== DATA ==
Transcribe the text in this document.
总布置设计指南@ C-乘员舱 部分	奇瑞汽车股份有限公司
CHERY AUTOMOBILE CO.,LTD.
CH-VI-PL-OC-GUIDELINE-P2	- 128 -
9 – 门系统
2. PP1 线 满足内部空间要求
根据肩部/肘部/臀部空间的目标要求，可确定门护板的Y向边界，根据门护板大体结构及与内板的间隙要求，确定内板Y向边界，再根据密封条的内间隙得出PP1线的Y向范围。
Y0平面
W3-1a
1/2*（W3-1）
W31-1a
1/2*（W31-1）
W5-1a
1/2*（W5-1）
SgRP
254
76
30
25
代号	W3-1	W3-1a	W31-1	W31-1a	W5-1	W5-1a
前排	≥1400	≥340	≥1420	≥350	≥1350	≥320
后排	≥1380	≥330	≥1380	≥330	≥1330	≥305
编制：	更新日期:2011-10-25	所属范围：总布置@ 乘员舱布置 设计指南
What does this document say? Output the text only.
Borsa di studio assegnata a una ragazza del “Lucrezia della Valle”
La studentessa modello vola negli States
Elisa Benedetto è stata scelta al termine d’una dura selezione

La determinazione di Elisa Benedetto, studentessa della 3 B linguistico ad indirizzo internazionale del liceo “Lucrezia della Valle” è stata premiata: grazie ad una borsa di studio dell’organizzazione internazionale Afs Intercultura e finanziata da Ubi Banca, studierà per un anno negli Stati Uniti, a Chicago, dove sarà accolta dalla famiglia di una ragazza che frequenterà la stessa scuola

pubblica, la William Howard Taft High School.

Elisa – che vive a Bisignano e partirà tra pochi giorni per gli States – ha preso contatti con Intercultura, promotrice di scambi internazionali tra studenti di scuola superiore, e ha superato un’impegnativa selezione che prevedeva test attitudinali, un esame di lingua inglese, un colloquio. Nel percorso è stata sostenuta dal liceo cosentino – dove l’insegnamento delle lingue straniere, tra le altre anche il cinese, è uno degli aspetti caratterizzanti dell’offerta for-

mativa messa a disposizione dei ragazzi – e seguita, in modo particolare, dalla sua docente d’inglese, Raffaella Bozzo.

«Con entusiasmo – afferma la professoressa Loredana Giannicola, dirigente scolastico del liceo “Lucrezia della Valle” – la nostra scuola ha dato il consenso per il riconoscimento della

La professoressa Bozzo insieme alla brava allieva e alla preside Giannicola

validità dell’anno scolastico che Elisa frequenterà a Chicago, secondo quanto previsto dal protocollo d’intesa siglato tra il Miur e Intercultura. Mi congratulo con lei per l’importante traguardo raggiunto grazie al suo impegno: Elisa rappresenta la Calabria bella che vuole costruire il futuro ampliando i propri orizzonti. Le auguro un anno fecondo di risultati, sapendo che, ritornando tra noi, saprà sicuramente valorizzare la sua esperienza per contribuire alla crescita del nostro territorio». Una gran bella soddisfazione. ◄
===
--- GIVEN INSTRUCTION ---
Search the listing for the string "professoressa". Copy each line where it turns up.

--- THE RESULT ---
«Con entusiasmo – afferma la professoressa Loredana Giannicola, dirigente scolastico del liceo “Lucrezia della Valle” – la nostra scuola ha dato il consenso per il riconoscimento della
La professoressa Bozzo insieme alla brava allieva e alla preside Giannicola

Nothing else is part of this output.